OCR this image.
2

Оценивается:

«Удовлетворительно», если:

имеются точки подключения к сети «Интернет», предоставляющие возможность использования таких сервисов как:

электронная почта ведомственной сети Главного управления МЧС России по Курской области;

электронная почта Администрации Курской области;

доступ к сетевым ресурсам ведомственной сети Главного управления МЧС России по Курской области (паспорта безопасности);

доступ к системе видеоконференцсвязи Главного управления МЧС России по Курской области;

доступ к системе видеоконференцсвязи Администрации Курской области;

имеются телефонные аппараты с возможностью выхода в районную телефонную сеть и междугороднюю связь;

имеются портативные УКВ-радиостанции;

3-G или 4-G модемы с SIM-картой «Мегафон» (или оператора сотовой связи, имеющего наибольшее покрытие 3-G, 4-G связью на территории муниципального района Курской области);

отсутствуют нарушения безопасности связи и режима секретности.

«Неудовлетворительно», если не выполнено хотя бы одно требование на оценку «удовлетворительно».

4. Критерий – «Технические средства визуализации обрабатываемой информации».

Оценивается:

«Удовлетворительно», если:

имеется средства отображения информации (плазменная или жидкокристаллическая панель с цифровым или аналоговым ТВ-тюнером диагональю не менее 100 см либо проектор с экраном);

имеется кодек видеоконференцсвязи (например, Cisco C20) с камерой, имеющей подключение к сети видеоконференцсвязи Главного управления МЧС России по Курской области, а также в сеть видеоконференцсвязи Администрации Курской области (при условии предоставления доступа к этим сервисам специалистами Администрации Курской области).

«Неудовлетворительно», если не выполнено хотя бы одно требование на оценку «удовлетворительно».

** PROBLEM TO SOLVE **
Copy the records above exactly.

** THE REPLY **
OCR this image.
2

Оценивается:

«Удовлетворительно», если:

имеются точки подключения к сети «Интернет», предоставляющие возможность использования таких сервисов как:

электронная почта ведомственной сети Главного управления МЧС России по Курской области;

электронная почта Администрации Курской области;

доступ к сетевым ресурсам ведомственной сети Главного управления МЧС России по Курской области (паспорта безопасности);

доступ к системе видеоконференцсвязи Главного управления МЧС России по Курской области;

доступ к системе видеоконференцсвязи Администрации Курской области;

имеются телефонные аппараты с возможностью выхода в районную телефонную сеть и междугороднюю связь;

имеются портативные УКВ-радиостанции;

3-G или 4-G модемы с SIM-картой «Мегафон» (или оператора сотовой связи, имеющего наибольшее покрытие 3-G, 4-G связью на территории муниципального района Курской области);

отсутствуют нарушения безопасности связи и режима секретности.

«Неудовлетворительно», если не выполнено хотя бы одно требование на оценку «удовлетворительно».

4. Критерий – «Технические средства визуализации обрабатываемой информации».

Оценивается:

«Удовлетворительно», если:

имеется средства отображения информации (плазменная или жидкокристаллическая панель с цифровым или аналоговым ТВ-тюнером диагональю не менее 100 см либо проектор с экраном);

имеется кодек видеоконференцсвязи (например, Cisco C20) с камерой, имеющей подключение к сети видеоконференцсвязи Главного управления МЧС России по Курской области, а также в сеть видеоконференцсвязи Администрации Курской области (при условии предоставления доступа к этим сервисам специалистами Администрации Курской области).

«Неудовлетворительно», если не выполнено хотя бы одно требование на оценку «удовлетворительно».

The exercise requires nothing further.